#### [The exercise]
Duplicate the passage of the fight announcement starting at "FOR IMMEDIATE RELEASE: Auburn, Maine" and ending at "the Old Testament.".

#### [Selection]
^^^^

FOR IMMEDIATE RELEASE: Auburn, Maine (April 21, 2022)

The namesake of NEF 47: “The Battle of L/A” is no ordinary neighborhood rivalry or backyard brawl. Any honest depiction of the relationship between Matt “Ken Doll” Denning (5-12) and Jesse “The Viking” Erickson (10-8) is sprinkled with plot twists fit for a crowd-pleasing 1980s motion picture about combat sports or even a Sunday School lesson from the Old Testament.

Denning, a New England Fights fixture and Bellator veteran who is frank about losing more than he’s won and the demons he’s battled along the journey, wears much of that drama on his sleeve, as evidenced by a fiery, 35-minute interview with Ryan Jarrell of Between Rounds Radio.

Occasionally tearful, often boastful, and always thoughtful, Denning connected the dots from the promising early days of his career as a baby-faced assassin to his current status as persona non grata at Central Maine Brazilian Jiu-Jitsu (CMBJJ), the school where Erickson is a lead instructor.

“People don’t know the history behind Jesse Erickson and Matt Denning coming to the point where we’re throwing hands with each other,” Denning said. “I feel extremely let down by everyone from the Central Maine Brazilian Jiu-Jitsu school because no one’s even reached out to talk to me. No one has said anything on why I was exiled from the school.”

^^^^

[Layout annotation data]
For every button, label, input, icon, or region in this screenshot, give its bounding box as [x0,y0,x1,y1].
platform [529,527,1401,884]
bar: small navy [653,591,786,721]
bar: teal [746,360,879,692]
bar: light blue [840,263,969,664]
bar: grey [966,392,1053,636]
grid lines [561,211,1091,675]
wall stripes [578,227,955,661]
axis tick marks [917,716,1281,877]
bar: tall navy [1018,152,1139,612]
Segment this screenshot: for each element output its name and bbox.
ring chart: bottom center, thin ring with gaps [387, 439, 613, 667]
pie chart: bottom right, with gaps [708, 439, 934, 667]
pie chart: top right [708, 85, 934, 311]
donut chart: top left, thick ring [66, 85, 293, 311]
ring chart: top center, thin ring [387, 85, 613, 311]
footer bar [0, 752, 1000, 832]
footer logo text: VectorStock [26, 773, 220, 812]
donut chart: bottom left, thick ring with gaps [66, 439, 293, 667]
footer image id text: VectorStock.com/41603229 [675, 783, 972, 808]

^^^^

#### [Complete output]
FOR IMMEDIATE RELEASE: Auburn, Maine (April 21, 2022)

The namesake of NEF 47: “The Battle of L/A” is no ordinary neighborhood rivalry or backyard brawl. Any honest depiction of the relationship between Matt “Ken Doll” Denning (5-12) and Jesse “The Viking” Erickson (10-8) is sprinkled with plot twists fit for a crowd-pleasing 1980s motion picture about combat sports or even a Sunday School lesson from the Old Testament.